- **Directive**: Restate each line word for word. Leave out every picture.

** begin Data **

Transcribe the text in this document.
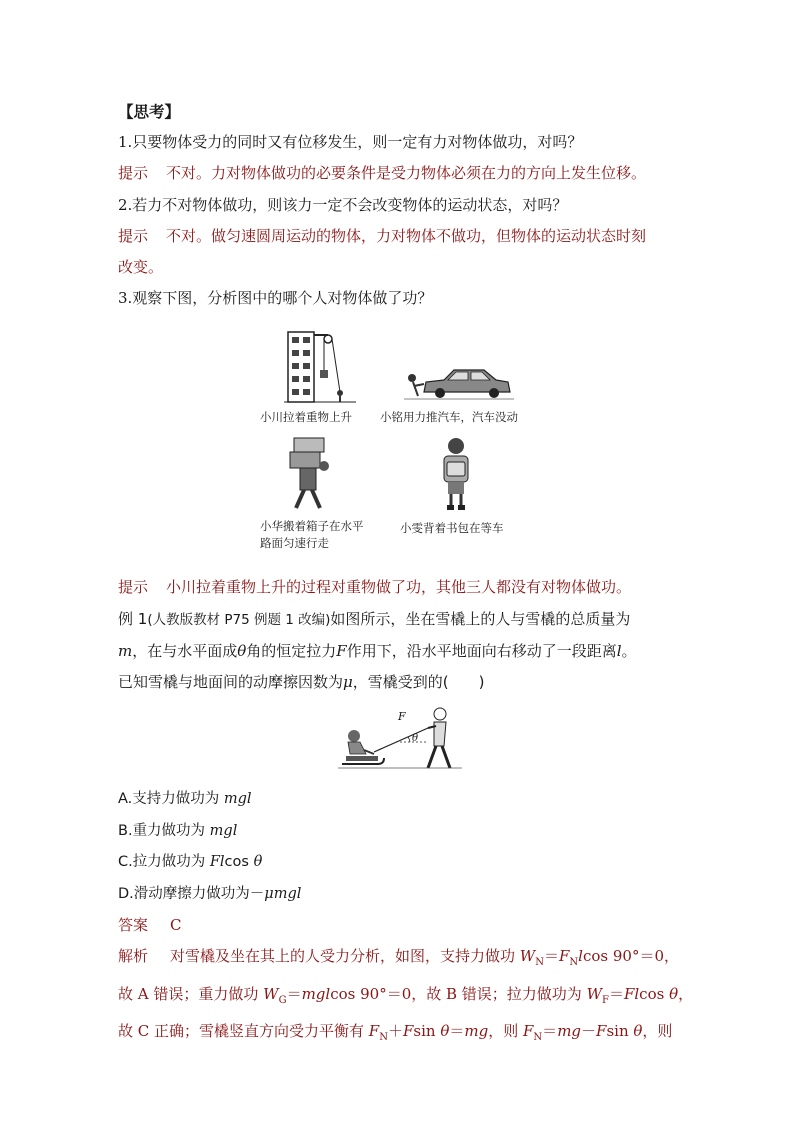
【思考】
1.只要物体受力的同时又有位移发生，则一定有力对物体做功，对吗？
提示 不对。力对物体做功的必要条件是受力物体必须在力的方向上发生位移。
2.若力不对物体做功，则该力一定不会改变物体的运动状态，对吗？
提示 不对。做匀速圆周运动的物体，力对物体不做功，但物体的运动状态时刻
改变。
3.观察下图，分析图中的哪个人对物体做了功？
小川拉着重物上升 小铭用力推汽车，汽车没动
小华搬着箱子在水平
路面匀速行走
小雯背着书包在等车
提示 小川拉着重物上升的过程对重物做了功，其他三人都没有对物体做功。
例 1(人教版教材 P75 例题 1 改编)如图所示，坐在雪橇上的人与雪橇的总质量为
m，在与水平面成θ角的恒定拉力F作用下，沿水平地面向右移动了一段距离l。
已知雪橇与地面间的动摩擦因数为μ，雪橇受到的(　　)
F
θ
A.支持力做功为 mgl
B.重力做功为 mgl
C.拉力做功为 Flcos θ
D.滑动摩擦力做功为－μmgl
答案 C
解析 对雪橇及坐在其上的人受力分析，如图，支持力做功 $W_N=F_Nlcos$ 90°＝0，
故 A 错误；重力做功 $W_G=mglcos$ 90°＝0，故 B 错误；拉力做功为 $W_F=Flcos$ θ，
故 C 正确；雪橇竖直方向受力平衡有 $F_N+Fsin$ θ＝mg，则 $F_N=mg-Fsin$ θ，则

** end Data **

- **Solution below**:
Transcribe the text in this document.
【思考】
1.只要物体受力的同时又有位移发生，则一定有力对物体做功，对吗？
提示 不对。力对物体做功的必要条件是受力物体必须在力的方向上发生位移。
2.若力不对物体做功，则该力一定不会改变物体的运动状态，对吗？
提示 不对。做匀速圆周运动的物体，力对物体不做功，但物体的运动状态时刻
改变。
3.观察下图，分析图中的哪个人对物体做了功？
小川拉着重物上升 小铭用力推汽车，汽车没动
小华搬着箱子在水平
路面匀速行走
小雯背着书包在等车
提示 小川拉着重物上升的过程对重物做了功，其他三人都没有对物体做功。
例 1(人教版教材 P75 例题 1 改编)如图所示，坐在雪橇上的人与雪橇的总质量为
m，在与水平面成θ角的恒定拉力F作用下，沿水平地面向右移动了一段距离l。
已知雪橇与地面间的动摩擦因数为μ，雪橇受到的(　　)
F
θ
A.支持力做功为 mgl
B.重力做功为 mgl
C.拉力做功为 Flcos θ
D.滑动摩擦力做功为－μmgl
答案 C
解析 对雪橇及坐在其上的人受力分析，如图，支持力做功 $W_N=F_Nlcos$ 90°＝0，
故 A 错误；重力做功 $W_G=mglcos$ 90°＝0，故 B 错误；拉力做功为 $W_F=Flcos$ θ，
故 C 正确；雪橇竖直方向受力平衡有 $F_N+Fsin$ θ＝mg，则 $F_N=mg-Fsin$ θ，则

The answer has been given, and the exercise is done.